**TASK DETAILS**
Quote all lines below exactly. Images stay out.

* start MATERIAL FOR THIS TASK *

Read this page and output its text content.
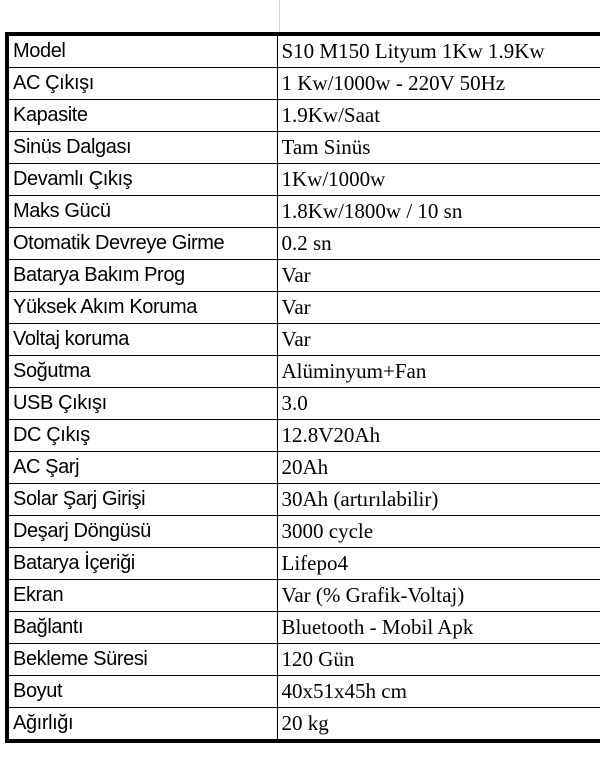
Model	S10 M150 Lityum 1Kw 1.9Kw
AC Çıkışı	1 Kw/1000w - 220V 50Hz
Kapasite	1.9Kw/Saat
Sinüs Dalgası	Tam Sinüs
Devamlı Çıkış	1Kw/1000w
Maks Gücü	1.8Kw/1800w / 10 sn
Otomatik Devreye Girme	0.2 sn
Batarya Bakım Prog	Var
Yüksek Akım Koruma	Var
Voltaj koruma	Var
Soğutma	Alüminyum+Fan
USB Çıkışı	3.0
DC Çıkış	12.8V20Ah
AC Şarj	20Ah
Solar Şarj Girişi	30Ah (artırılabilir)
Deşarj Döngüsü	3000 cycle
Batarya İçeriği	Lifepo4
Ekran	Var (% Grafik-Voltaj)
Bağlantı	Bluetooth - Mobil Apk
Bekleme Süresi	120 Gün
Boyut	40x51x45h cm
Ağırlığı	20 kg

* end MATERIAL FOR THIS TASK *

**SOLUTION TO THE EXERCISE**
Read this page and output its text content.
Model	S10 M150 Lityum 1Kw 1.9Kw
AC Çıkışı	1 Kw/1000w - 220V 50Hz
Kapasite	1.9Kw/Saat
Sinüs Dalgası	Tam Sinüs
Devamlı Çıkış	1Kw/1000w
Maks Gücü	1.8Kw/1800w / 10 sn
Otomatik Devreye Girme	0.2 sn
Batarya Bakım Prog	Var
Yüksek Akım Koruma	Var
Voltaj koruma	Var
Soğutma	Alüminyum+Fan
USB Çıkışı	3.0
DC Çıkış	12.8V20Ah
AC Şarj	20Ah
Solar Şarj Girişi	30Ah (artırılabilir)
Deşarj Döngüsü	3000 cycle
Batarya İçeriği	Lifepo4
Ekran	Var (% Grafik-Voltaj)
Bağlantı	Bluetooth - Mobil Apk
Bekleme Süresi	120 Gün
Boyut	40x51x45h cm
Ağırlığı	20 kg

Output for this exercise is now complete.